Carry none of the pictures over; set down the material below exactly.
— start GIVEN RECORDS —
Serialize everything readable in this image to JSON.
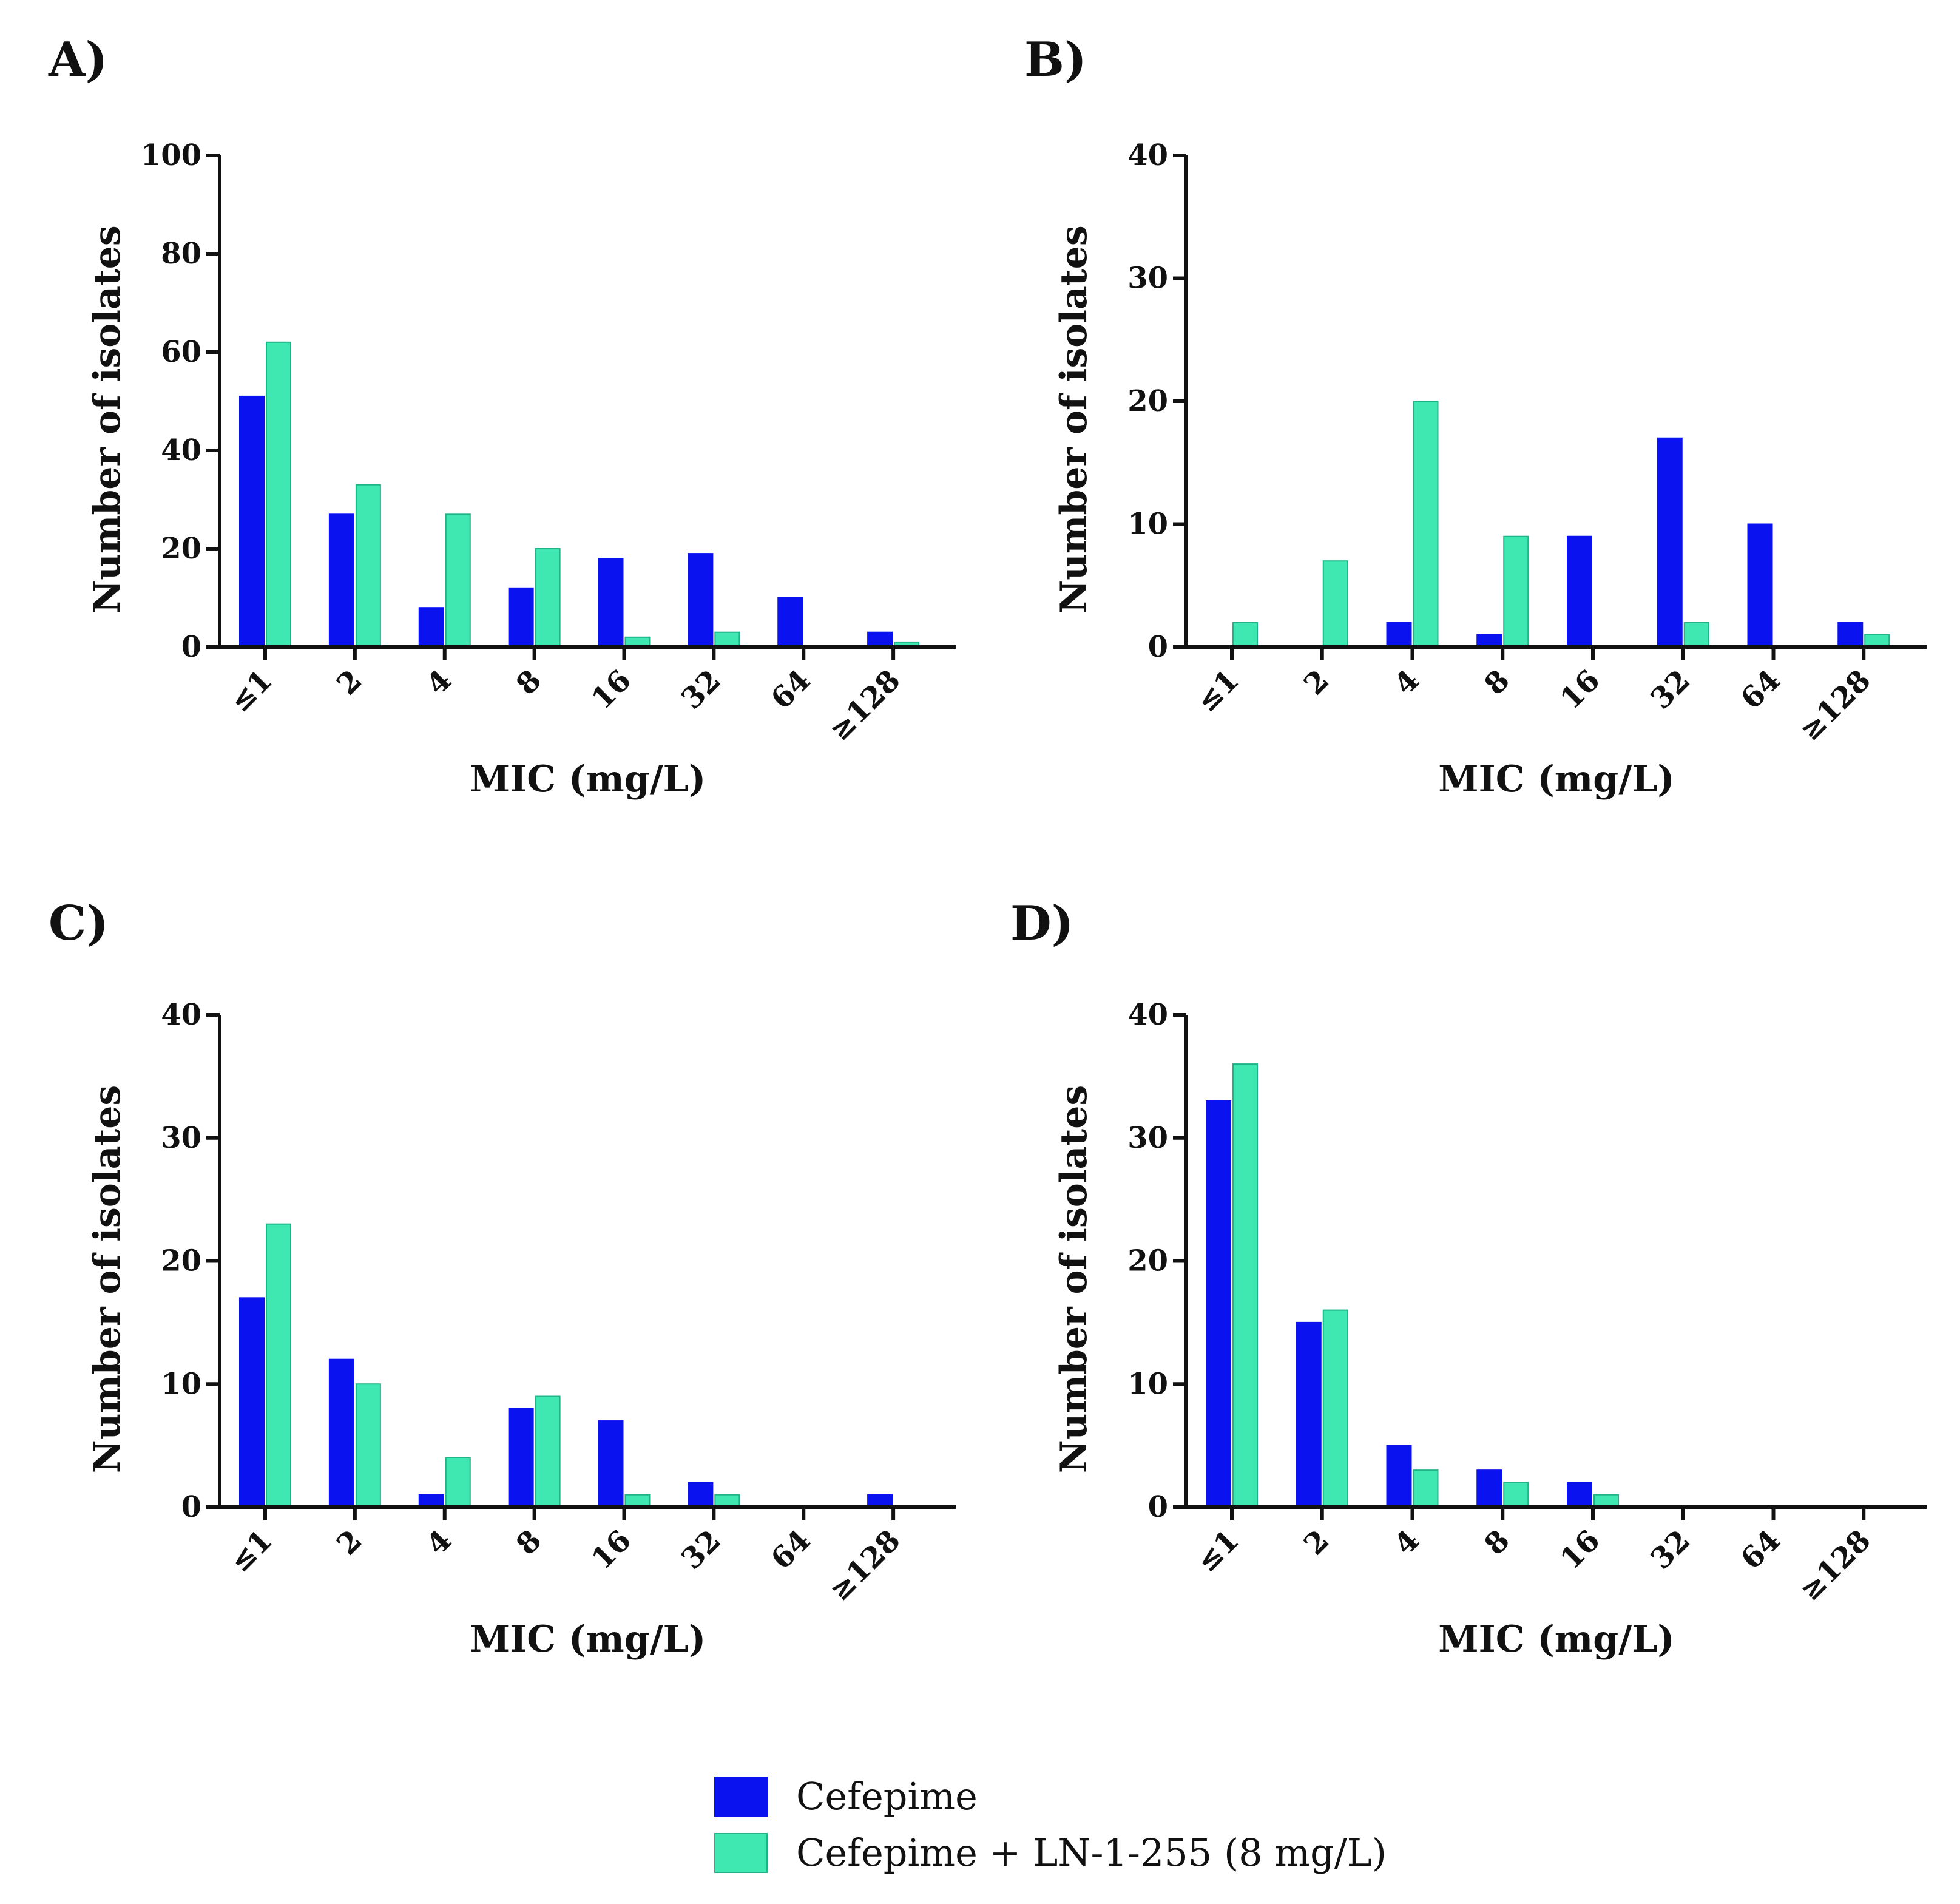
{
  "colors": {
    "cefepime": "#0b12f0",
    "combo": "#3ee8b0",
    "combo_stroke": "#1fb387",
    "axis": "#111111"
  },
  "legend": {
    "items": [
      {
        "key": "cefepime",
        "label": "Cefepime"
      },
      {
        "key": "combo",
        "label": "Cefepime + LN-1-255 (8 mg/L)"
      }
    ]
  },
  "chart_data": [
    {
      "panel": "A)",
      "type": "bar",
      "categories": [
        "≤1",
        "2",
        "4",
        "8",
        "16",
        "32",
        "64",
        "≥128"
      ],
      "series": [
        {
          "name": "Cefepime",
          "key": "cefepime",
          "values": [
            51,
            27,
            8,
            12,
            18,
            19,
            10,
            3
          ]
        },
        {
          "name": "Cefepime + LN-1-255 (8 mg/L)",
          "key": "combo",
          "values": [
            62,
            33,
            27,
            20,
            2,
            3,
            0,
            1
          ]
        }
      ],
      "xlabel": "MIC (mg/L)",
      "ylabel": "Number of isolates",
      "ylim": [
        0,
        100
      ],
      "yticks": [
        0,
        20,
        40,
        60,
        80,
        100
      ]
    },
    {
      "panel": "B)",
      "type": "bar",
      "categories": [
        "≤1",
        "2",
        "4",
        "8",
        "16",
        "32",
        "64",
        "≥128"
      ],
      "series": [
        {
          "name": "Cefepime",
          "key": "cefepime",
          "values": [
            0,
            0,
            2,
            1,
            9,
            17,
            10,
            2
          ]
        },
        {
          "name": "Cefepime + LN-1-255 (8 mg/L)",
          "key": "combo",
          "values": [
            2,
            7,
            20,
            9,
            0,
            2,
            0,
            1
          ]
        }
      ],
      "xlabel": "MIC (mg/L)",
      "ylabel": "Number of isolates",
      "ylim": [
        0,
        40
      ],
      "yticks": [
        0,
        10,
        20,
        30,
        40
      ]
    },
    {
      "panel": "C)",
      "type": "bar",
      "categories": [
        "≤1",
        "2",
        "4",
        "8",
        "16",
        "32",
        "64",
        "≥128"
      ],
      "series": [
        {
          "name": "Cefepime",
          "key": "cefepime",
          "values": [
            17,
            12,
            1,
            8,
            7,
            2,
            0,
            1
          ]
        },
        {
          "name": "Cefepime + LN-1-255 (8 mg/L)",
          "key": "combo",
          "values": [
            23,
            10,
            4,
            9,
            1,
            1,
            0,
            0
          ]
        }
      ],
      "xlabel": "MIC (mg/L)",
      "ylabel": "Number of isolates",
      "ylim": [
        0,
        40
      ],
      "yticks": [
        0,
        10,
        20,
        30,
        40
      ]
    },
    {
      "panel": "D)",
      "type": "bar",
      "categories": [
        "≤1",
        "2",
        "4",
        "8",
        "16",
        "32",
        "64",
        "≥128"
      ],
      "series": [
        {
          "name": "Cefepime",
          "key": "cefepime",
          "values": [
            33,
            15,
            5,
            3,
            2,
            0,
            0,
            0
          ]
        },
        {
          "name": "Cefepime + LN-1-255 (8 mg/L)",
          "key": "combo",
          "values": [
            36,
            16,
            3,
            2,
            1,
            0,
            0,
            0
          ]
        }
      ],
      "xlabel": "MIC (mg/L)",
      "ylabel": "Number of isolates",
      "ylim": [
        0,
        40
      ],
      "yticks": [
        0,
        10,
        20,
        30,
        40
      ]
    }
  ]
}
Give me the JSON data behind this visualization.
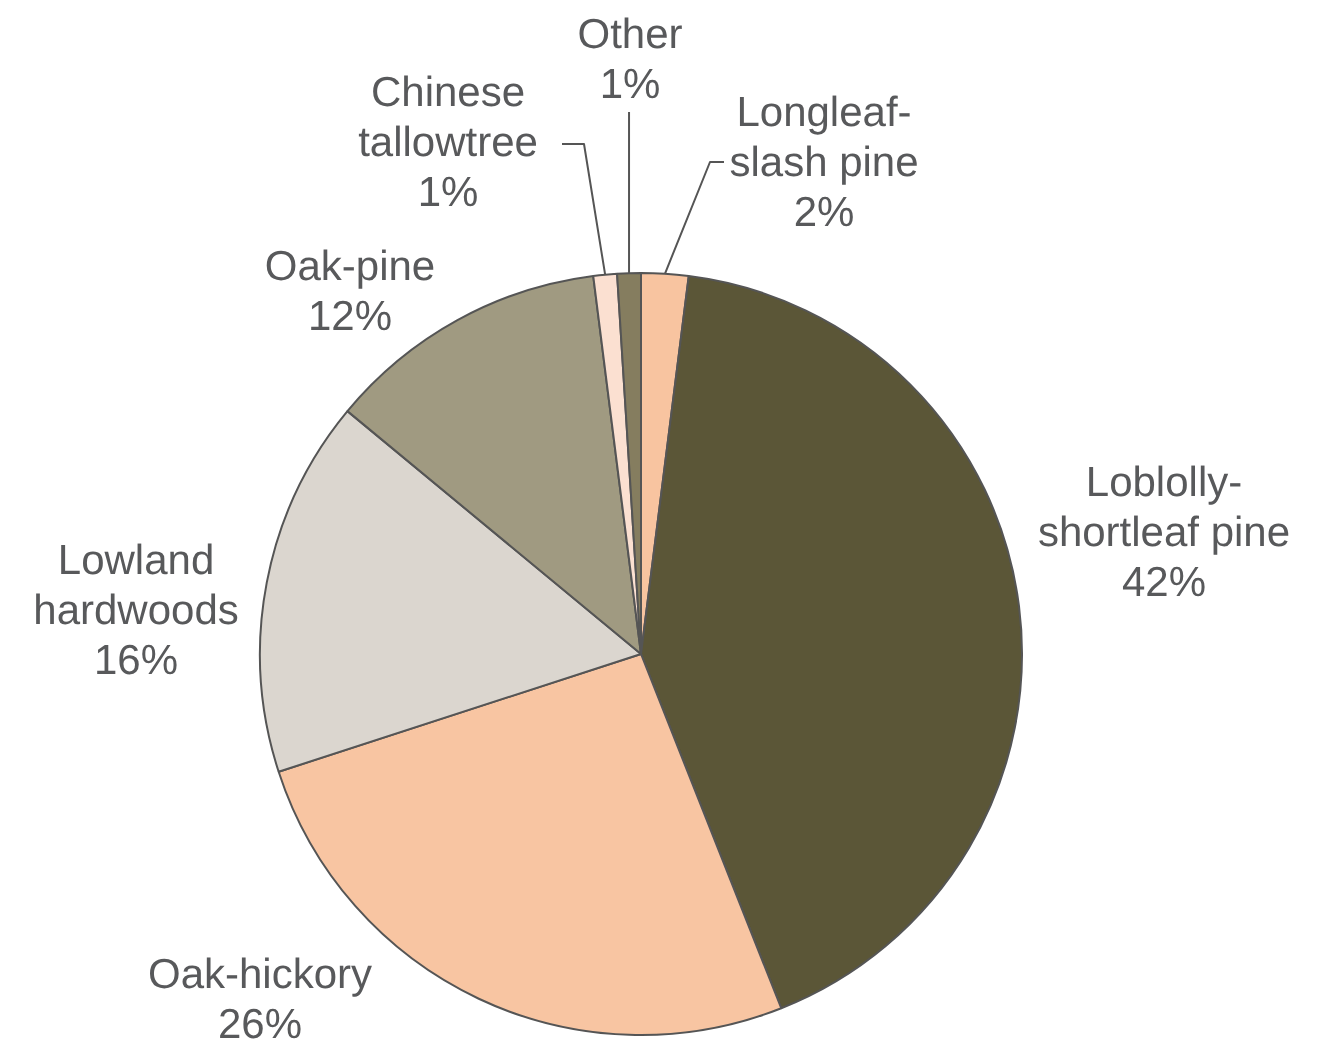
{
  "chart_data": {
    "type": "pie",
    "categories": [
      "Longleaf-slash pine",
      "Loblolly-shortleaf pine",
      "Oak-hickory",
      "Lowland hardwoods",
      "Oak-pine",
      "Chinese tallowtree",
      "Other"
    ],
    "values": [
      2,
      42,
      26,
      16,
      12,
      1,
      1
    ],
    "value_labels": [
      "2%",
      "42%",
      "26%",
      "16%",
      "12%",
      "1%",
      "1%"
    ],
    "colors": [
      "#f8c4a0",
      "#5b5637",
      "#f8c5a2",
      "#dbd6cf",
      "#a09a81",
      "#fbe0d1",
      "#857d5f"
    ],
    "legend": false
  }
}
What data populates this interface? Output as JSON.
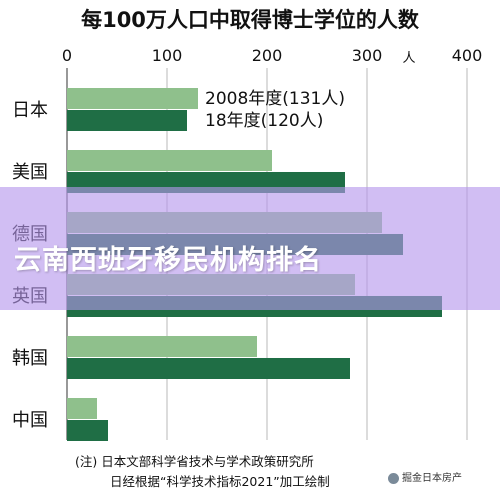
{
  "chart_data": {
    "type": "bar",
    "orientation": "horizontal",
    "title": "每100万人口中取得博士学位的人数",
    "unit_label": "人",
    "xlim": [
      0,
      400
    ],
    "ticks": [
      0,
      100,
      200,
      300,
      400
    ],
    "categories": [
      "日本",
      "美国",
      "德国",
      "英国",
      "韩国",
      "中国"
    ],
    "series": [
      {
        "name": "2008年度(131人)",
        "values": [
          131,
          205,
          315,
          288,
          190,
          30
        ],
        "color": "#8fc08c"
      },
      {
        "name": "18年度(120人)",
        "values": [
          120,
          278,
          336,
          375,
          283,
          41
        ],
        "color": "#1f6e45"
      }
    ],
    "grid": true,
    "legend": "inside-top-right of first group"
  },
  "footnote": {
    "line1": "(注) 日本文部科学省技术与学术政策研究所",
    "line2": "日经根据“科学技术指标2021”加工绘制"
  },
  "banner": {
    "text": "云南西班牙移民机构排名"
  },
  "watermark": {
    "text": "掘金日本房产"
  }
}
— end GIVEN RECORDS —
■ ANSWER BELOW
Serialize everything readable in this image to JSON.
{
  "colors": {
    "cefepime": "#0b12f0",
    "combo": "#3ee8b0",
    "combo_stroke": "#1fb387",
    "axis": "#111111"
  },
  "legend": {
    "items": [
      {
        "key": "cefepime",
        "label": "Cefepime"
      },
      {
        "key": "combo",
        "label": "Cefepime + LN-1-255 (8 mg/L)"
      }
    ]
  },
  "chart_data": [
    {
      "panel": "A)",
      "type": "bar",
      "categories": [
        "≤1",
        "2",
        "4",
        "8",
        "16",
        "32",
        "64",
        "≥128"
      ],
      "series": [
        {
          "name": "Cefepime",
          "key": "cefepime",
          "values": [
            51,
            27,
            8,
            12,
            18,
            19,
            10,
            3
          ]
        },
        {
          "name": "Cefepime + LN-1-255 (8 mg/L)",
          "key": "combo",
          "values": [
            62,
            33,
            27,
            20,
            2,
            3,
            0,
            1
          ]
        }
      ],
      "xlabel": "MIC (mg/L)",
      "ylabel": "Number of isolates",
      "ylim": [
        0,
        100
      ],
      "yticks": [
        0,
        20,
        40,
        60,
        80,
        100
      ]
    },
    {
      "panel": "B)",
      "type": "bar",
      "categories": [
        "≤1",
        "2",
        "4",
        "8",
        "16",
        "32",
        "64",
        "≥128"
      ],
      "series": [
        {
          "name": "Cefepime",
          "key": "cefepime",
          "values": [
            0,
            0,
            2,
            1,
            9,
            17,
            10,
            2
          ]
        },
        {
          "name": "Cefepime + LN-1-255 (8 mg/L)",
          "key": "combo",
          "values": [
            2,
            7,
            20,
            9,
            0,
            2,
            0,
            1
          ]
        }
      ],
      "xlabel": "MIC (mg/L)",
      "ylabel": "Number of isolates",
      "ylim": [
        0,
        40
      ],
      "yticks": [
        0,
        10,
        20,
        30,
        40
      ]
    },
    {
      "panel": "C)",
      "type": "bar",
      "categories": [
        "≤1",
        "2",
        "4",
        "8",
        "16",
        "32",
        "64",
        "≥128"
      ],
      "series": [
        {
          "name": "Cefepime",
          "key": "cefepime",
          "values": [
            17,
            12,
            1,
            8,
            7,
            2,
            0,
            1
          ]
        },
        {
          "name": "Cefepime + LN-1-255 (8 mg/L)",
          "key": "combo",
          "values": [
            23,
            10,
            4,
            9,
            1,
            1,
            0,
            0
          ]
        }
      ],
      "xlabel": "MIC (mg/L)",
      "ylabel": "Number of isolates",
      "ylim": [
        0,
        40
      ],
      "yticks": [
        0,
        10,
        20,
        30,
        40
      ]
    },
    {
      "panel": "D)",
      "type": "bar",
      "categories": [
        "≤1",
        "2",
        "4",
        "8",
        "16",
        "32",
        "64",
        "≥128"
      ],
      "series": [
        {
          "name": "Cefepime",
          "key": "cefepime",
          "values": [
            33,
            15,
            5,
            3,
            2,
            0,
            0,
            0
          ]
        },
        {
          "name": "Cefepime + LN-1-255 (8 mg/L)",
          "key": "combo",
          "values": [
            36,
            16,
            3,
            2,
            1,
            0,
            0,
            0
          ]
        }
      ],
      "xlabel": "MIC (mg/L)",
      "ylabel": "Number of isolates",
      "ylim": [
        0,
        40
      ],
      "yticks": [
        0,
        10,
        20,
        30,
        40
      ]
    }
  ]
}
Give me the JSON data behind this visualization.
{
  "chart_data": {
    "type": "pie",
    "categories": [
      "Longleaf-slash pine",
      "Loblolly-shortleaf pine",
      "Oak-hickory",
      "Lowland hardwoods",
      "Oak-pine",
      "Chinese tallowtree",
      "Other"
    ],
    "values": [
      2,
      42,
      26,
      16,
      12,
      1,
      1
    ],
    "value_labels": [
      "2%",
      "42%",
      "26%",
      "16%",
      "12%",
      "1%",
      "1%"
    ],
    "colors": [
      "#f8c4a0",
      "#5b5637",
      "#f8c5a2",
      "#dbd6cf",
      "#a09a81",
      "#fbe0d1",
      "#857d5f"
    ],
    "legend": false
  }
}
What data populates this interface? Output as JSON.
{
  "chart_data": {
    "type": "bar",
    "orientation": "horizontal",
    "title": "每100万人口中取得博士学位的人数",
    "unit_label": "人",
    "xlim": [
      0,
      400
    ],
    "ticks": [
      0,
      100,
      200,
      300,
      400
    ],
    "categories": [
      "日本",
      "美国",
      "德国",
      "英国",
      "韩国",
      "中国"
    ],
    "series": [
      {
        "name": "2008年度(131人)",
        "values": [
          131,
          205,
          315,
          288,
          190,
          30
        ],
        "color": "#8fc08c"
      },
      {
        "name": "18年度(120人)",
        "values": [
          120,
          278,
          336,
          375,
          283,
          41
        ],
        "color": "#1f6e45"
      }
    ],
    "grid": true,
    "legend": "inside-top-right of first group"
  },
  "footnote": {
    "line1": "(注) 日本文部科学省技术与学术政策研究所",
    "line2": "日经根据“科学技术指标2021”加工绘制"
  },
  "banner": {
    "text": "云南西班牙移民机构排名"
  },
  "watermark": {
    "text": "掘金日本房产"
  }
}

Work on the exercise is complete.